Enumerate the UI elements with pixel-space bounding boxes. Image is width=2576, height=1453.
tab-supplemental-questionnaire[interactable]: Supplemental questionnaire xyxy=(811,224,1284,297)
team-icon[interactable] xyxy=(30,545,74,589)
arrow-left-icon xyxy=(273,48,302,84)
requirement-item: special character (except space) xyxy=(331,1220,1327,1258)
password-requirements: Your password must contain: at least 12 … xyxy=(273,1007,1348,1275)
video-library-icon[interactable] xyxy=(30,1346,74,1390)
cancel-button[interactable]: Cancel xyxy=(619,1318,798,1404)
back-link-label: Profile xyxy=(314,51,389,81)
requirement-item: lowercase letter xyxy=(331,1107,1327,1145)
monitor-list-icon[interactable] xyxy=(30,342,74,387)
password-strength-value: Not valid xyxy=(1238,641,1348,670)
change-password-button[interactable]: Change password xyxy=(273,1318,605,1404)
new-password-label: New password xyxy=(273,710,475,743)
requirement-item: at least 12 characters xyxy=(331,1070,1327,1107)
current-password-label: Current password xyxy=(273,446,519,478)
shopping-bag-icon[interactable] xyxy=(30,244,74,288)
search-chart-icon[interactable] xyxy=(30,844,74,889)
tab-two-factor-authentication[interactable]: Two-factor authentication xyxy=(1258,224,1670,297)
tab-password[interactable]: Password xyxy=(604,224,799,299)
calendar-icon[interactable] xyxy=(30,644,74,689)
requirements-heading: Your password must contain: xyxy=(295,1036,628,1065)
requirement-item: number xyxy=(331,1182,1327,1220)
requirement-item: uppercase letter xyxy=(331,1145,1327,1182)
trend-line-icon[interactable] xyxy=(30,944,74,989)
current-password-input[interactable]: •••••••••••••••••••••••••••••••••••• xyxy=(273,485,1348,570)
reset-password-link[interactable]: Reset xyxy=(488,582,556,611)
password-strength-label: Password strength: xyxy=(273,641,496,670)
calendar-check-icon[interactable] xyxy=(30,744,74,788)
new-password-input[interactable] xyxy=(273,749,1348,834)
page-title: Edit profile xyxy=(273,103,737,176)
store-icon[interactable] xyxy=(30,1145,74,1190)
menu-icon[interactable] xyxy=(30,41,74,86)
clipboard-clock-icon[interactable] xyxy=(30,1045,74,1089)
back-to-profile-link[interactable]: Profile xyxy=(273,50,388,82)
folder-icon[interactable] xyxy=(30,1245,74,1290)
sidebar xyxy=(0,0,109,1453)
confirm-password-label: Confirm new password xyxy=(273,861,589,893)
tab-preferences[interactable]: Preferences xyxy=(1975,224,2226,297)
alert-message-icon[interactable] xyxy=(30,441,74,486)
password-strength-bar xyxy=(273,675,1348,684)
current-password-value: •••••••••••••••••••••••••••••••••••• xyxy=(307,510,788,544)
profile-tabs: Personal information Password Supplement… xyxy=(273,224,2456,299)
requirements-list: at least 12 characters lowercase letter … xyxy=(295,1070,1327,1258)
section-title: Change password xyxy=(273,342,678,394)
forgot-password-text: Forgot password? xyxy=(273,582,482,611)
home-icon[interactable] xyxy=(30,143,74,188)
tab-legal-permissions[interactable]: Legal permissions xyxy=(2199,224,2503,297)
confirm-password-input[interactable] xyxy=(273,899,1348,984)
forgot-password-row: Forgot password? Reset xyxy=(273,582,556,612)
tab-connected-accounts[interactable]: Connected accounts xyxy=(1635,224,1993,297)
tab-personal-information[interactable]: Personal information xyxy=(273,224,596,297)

==*==

* **Exercise prompt**: Copy every row above, character for character, without changing anything.

* **Exercise output**:
Enumerate the UI elements with pixel-space bounding boxes. Image is width=2576, height=1453.
tab-supplemental-questionnaire[interactable]: Supplemental questionnaire xyxy=(811,224,1284,297)
team-icon[interactable] xyxy=(30,545,74,589)
arrow-left-icon xyxy=(273,48,302,84)
requirement-item: special character (except space) xyxy=(331,1220,1327,1258)
password-requirements: Your password must contain: at least 12 … xyxy=(273,1007,1348,1275)
video-library-icon[interactable] xyxy=(30,1346,74,1390)
cancel-button[interactable]: Cancel xyxy=(619,1318,798,1404)
back-link-label: Profile xyxy=(314,51,389,81)
requirement-item: lowercase letter xyxy=(331,1107,1327,1145)
monitor-list-icon[interactable] xyxy=(30,342,74,387)
password-strength-value: Not valid xyxy=(1238,641,1348,670)
change-password-button[interactable]: Change password xyxy=(273,1318,605,1404)
new-password-label: New password xyxy=(273,710,475,743)
requirement-item: at least 12 characters xyxy=(331,1070,1327,1107)
current-password-label: Current password xyxy=(273,446,519,478)
shopping-bag-icon[interactable] xyxy=(30,244,74,288)
search-chart-icon[interactable] xyxy=(30,844,74,889)
tab-two-factor-authentication[interactable]: Two-factor authentication xyxy=(1258,224,1670,297)
tab-password[interactable]: Password xyxy=(604,224,799,299)
calendar-icon[interactable] xyxy=(30,644,74,689)
requirements-heading: Your password must contain: xyxy=(295,1036,628,1065)
requirement-item: number xyxy=(331,1182,1327,1220)
requirement-item: uppercase letter xyxy=(331,1145,1327,1182)
trend-line-icon[interactable] xyxy=(30,944,74,989)
current-password-input[interactable]: •••••••••••••••••••••••••••••••••••• xyxy=(273,485,1348,570)
reset-password-link[interactable]: Reset xyxy=(488,582,556,611)
password-strength-label: Password strength: xyxy=(273,641,496,670)
calendar-check-icon[interactable] xyxy=(30,744,74,788)
new-password-input[interactable] xyxy=(273,749,1348,834)
page-title: Edit profile xyxy=(273,103,737,176)
store-icon[interactable] xyxy=(30,1145,74,1190)
menu-icon[interactable] xyxy=(30,41,74,86)
clipboard-clock-icon[interactable] xyxy=(30,1045,74,1089)
back-to-profile-link[interactable]: Profile xyxy=(273,50,388,82)
folder-icon[interactable] xyxy=(30,1245,74,1290)
sidebar xyxy=(0,0,109,1453)
confirm-password-label: Confirm new password xyxy=(273,861,589,893)
tab-preferences[interactable]: Preferences xyxy=(1975,224,2226,297)
alert-message-icon[interactable] xyxy=(30,441,74,486)
password-strength-bar xyxy=(273,675,1348,684)
current-password-value: •••••••••••••••••••••••••••••••••••• xyxy=(307,510,788,544)
profile-tabs: Personal information Password Supplement… xyxy=(273,224,2456,299)
requirements-list: at least 12 characters lowercase letter … xyxy=(295,1070,1327,1258)
section-title: Change password xyxy=(273,342,678,394)
forgot-password-text: Forgot password? xyxy=(273,582,482,611)
home-icon[interactable] xyxy=(30,143,74,188)
tab-legal-permissions[interactable]: Legal permissions xyxy=(2199,224,2503,297)
confirm-password-input[interactable] xyxy=(273,899,1348,984)
forgot-password-row: Forgot password? Reset xyxy=(273,582,556,612)
tab-connected-accounts[interactable]: Connected accounts xyxy=(1635,224,1993,297)
tab-personal-information[interactable]: Personal information xyxy=(273,224,596,297)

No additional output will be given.